= REQUIREMENT =
Single out the lines of the material that contain "Дневник" and copy them.

[Stored items]
·····
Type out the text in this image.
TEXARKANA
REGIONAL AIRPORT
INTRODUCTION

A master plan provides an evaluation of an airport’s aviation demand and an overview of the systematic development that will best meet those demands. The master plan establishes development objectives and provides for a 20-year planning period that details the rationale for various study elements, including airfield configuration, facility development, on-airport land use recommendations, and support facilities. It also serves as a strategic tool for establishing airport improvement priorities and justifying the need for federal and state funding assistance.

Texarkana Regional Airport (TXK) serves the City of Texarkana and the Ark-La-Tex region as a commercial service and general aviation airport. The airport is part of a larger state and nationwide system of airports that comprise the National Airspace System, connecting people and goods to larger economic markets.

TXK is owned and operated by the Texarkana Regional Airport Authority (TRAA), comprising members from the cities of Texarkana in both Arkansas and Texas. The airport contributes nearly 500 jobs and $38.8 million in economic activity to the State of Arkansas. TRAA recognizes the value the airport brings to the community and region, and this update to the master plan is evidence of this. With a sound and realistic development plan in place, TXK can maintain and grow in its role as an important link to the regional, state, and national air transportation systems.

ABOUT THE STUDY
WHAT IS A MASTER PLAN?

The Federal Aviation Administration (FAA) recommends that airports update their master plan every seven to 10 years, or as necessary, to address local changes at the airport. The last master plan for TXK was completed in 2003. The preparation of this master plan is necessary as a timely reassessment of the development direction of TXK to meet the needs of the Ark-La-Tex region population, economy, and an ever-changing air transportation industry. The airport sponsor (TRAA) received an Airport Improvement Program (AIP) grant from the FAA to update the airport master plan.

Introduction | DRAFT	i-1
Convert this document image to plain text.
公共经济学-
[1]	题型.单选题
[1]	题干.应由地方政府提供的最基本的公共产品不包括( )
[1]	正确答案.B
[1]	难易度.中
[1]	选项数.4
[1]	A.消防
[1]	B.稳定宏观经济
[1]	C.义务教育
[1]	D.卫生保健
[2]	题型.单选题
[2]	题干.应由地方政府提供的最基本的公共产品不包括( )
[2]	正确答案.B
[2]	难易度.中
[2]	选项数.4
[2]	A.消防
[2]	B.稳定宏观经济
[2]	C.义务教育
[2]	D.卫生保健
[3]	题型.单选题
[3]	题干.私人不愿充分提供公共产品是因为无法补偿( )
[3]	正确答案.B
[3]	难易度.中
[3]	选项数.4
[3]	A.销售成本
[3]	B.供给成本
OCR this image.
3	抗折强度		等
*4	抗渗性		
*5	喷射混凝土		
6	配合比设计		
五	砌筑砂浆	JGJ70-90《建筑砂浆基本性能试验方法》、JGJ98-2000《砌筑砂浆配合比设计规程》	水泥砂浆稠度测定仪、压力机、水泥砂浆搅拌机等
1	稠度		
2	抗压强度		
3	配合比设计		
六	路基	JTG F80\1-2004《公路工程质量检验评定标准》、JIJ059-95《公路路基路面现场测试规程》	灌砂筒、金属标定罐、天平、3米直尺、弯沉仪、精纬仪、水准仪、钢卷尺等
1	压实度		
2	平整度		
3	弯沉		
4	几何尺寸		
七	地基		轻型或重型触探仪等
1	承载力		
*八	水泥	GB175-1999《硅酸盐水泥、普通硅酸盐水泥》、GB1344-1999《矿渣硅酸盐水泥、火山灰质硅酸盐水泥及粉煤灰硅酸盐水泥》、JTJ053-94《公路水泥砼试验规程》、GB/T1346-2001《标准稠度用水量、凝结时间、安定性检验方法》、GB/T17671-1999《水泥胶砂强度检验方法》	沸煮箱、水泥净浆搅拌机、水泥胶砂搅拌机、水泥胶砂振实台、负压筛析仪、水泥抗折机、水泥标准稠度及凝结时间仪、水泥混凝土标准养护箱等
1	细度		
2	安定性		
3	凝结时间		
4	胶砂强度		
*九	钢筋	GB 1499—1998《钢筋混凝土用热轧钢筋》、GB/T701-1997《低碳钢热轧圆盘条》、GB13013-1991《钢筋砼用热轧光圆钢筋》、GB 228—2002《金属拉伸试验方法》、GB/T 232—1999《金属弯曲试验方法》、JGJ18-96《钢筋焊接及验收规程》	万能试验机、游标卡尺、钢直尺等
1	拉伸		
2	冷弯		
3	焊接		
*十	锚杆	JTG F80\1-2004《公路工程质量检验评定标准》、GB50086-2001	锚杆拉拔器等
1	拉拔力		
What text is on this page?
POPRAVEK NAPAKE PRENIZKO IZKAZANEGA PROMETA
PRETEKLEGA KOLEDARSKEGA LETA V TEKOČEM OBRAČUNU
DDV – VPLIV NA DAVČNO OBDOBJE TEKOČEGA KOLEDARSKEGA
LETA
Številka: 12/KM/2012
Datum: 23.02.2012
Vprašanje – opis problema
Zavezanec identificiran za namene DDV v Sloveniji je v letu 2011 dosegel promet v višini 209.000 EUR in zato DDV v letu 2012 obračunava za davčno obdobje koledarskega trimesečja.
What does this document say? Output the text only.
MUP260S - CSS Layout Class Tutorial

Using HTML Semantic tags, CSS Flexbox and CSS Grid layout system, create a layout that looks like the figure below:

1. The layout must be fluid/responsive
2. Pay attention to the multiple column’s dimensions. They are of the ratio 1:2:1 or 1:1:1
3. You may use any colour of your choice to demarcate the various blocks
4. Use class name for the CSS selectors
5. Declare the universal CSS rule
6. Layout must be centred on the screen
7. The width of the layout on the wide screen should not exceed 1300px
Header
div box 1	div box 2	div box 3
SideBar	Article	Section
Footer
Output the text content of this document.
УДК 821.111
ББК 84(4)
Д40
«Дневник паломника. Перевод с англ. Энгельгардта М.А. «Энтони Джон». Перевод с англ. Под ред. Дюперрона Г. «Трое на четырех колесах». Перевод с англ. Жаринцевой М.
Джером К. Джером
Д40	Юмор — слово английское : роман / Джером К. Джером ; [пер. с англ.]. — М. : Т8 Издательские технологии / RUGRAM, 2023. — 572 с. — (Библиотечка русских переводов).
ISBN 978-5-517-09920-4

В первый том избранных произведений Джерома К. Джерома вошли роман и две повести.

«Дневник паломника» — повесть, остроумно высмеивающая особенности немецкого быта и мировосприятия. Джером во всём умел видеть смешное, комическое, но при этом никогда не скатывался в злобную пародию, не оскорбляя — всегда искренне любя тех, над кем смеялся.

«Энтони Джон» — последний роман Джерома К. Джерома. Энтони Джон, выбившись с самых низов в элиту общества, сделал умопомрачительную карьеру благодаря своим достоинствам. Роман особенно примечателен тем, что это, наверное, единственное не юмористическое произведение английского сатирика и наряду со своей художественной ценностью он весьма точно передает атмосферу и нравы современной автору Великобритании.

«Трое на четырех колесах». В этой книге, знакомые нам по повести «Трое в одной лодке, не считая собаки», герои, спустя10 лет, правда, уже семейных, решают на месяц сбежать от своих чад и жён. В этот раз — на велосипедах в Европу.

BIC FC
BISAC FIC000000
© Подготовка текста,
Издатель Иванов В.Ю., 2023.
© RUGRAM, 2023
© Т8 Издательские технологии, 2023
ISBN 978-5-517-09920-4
·····
= RESULT =
«Дневник паломника. Перевод с англ. Энгельгардта М.А. «Энтони Джон». Перевод с англ. Под ред. Дюперрона Г. «Трое на четырех колесах». Перевод с англ. Жаринцевой М.
«Дневник паломника» — повесть, остроумно высмеивающая особенности немецкого быта и мировосприятия. Джером во всём умел видеть смешное, комическое, но при этом никогда не скатывался в злобную пародию, не оскорбляя — всегда искренне любя тех, над кем смеялся.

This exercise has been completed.